What is asked
List all lines of the data that include the string "true".

Data for processing
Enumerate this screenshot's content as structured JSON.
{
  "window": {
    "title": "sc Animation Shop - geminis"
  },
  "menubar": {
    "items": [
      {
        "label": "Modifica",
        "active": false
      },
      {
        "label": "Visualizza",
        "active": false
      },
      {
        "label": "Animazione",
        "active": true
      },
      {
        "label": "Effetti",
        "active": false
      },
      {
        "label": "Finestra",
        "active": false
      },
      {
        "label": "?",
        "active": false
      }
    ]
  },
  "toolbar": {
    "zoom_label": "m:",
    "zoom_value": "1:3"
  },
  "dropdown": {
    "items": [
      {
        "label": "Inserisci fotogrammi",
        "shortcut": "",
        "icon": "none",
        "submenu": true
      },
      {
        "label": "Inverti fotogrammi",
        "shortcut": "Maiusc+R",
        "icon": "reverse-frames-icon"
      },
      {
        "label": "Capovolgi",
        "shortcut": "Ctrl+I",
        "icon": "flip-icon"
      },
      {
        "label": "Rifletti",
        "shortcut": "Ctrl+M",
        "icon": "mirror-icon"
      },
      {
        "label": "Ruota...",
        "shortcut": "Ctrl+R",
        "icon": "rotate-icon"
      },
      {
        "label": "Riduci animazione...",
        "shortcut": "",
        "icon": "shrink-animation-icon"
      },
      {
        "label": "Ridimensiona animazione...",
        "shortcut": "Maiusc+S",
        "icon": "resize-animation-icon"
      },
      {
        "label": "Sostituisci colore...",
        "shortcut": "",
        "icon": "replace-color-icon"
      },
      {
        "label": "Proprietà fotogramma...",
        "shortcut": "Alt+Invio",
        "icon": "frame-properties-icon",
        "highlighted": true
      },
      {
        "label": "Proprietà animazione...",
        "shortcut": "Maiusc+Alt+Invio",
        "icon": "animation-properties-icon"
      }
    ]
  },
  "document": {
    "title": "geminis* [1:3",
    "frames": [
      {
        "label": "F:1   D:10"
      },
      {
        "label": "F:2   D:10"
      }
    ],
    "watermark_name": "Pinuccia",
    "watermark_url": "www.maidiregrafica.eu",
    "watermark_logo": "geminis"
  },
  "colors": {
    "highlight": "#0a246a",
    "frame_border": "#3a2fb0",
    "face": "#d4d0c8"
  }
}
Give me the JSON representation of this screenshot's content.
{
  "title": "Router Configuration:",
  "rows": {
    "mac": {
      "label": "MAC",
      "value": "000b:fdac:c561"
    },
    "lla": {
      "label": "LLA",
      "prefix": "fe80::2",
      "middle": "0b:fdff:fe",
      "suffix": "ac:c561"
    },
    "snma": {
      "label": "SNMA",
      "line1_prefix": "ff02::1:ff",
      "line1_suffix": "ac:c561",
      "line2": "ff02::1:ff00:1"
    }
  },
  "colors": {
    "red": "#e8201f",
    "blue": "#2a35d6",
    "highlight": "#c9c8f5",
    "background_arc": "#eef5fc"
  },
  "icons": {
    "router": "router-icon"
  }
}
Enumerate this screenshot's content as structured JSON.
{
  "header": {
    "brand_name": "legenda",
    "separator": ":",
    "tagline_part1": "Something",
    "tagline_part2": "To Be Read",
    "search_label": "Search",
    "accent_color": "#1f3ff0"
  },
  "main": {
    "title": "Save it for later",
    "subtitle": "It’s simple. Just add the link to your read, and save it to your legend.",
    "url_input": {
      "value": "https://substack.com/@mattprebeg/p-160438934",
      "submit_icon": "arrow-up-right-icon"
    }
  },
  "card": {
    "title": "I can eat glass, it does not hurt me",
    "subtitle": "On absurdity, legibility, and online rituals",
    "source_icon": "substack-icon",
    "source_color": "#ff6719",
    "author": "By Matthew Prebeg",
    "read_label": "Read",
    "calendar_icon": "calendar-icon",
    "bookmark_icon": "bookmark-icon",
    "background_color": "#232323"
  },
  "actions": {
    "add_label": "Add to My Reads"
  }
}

Written response
        "active": true
        "submenu": true
        "highlighted": true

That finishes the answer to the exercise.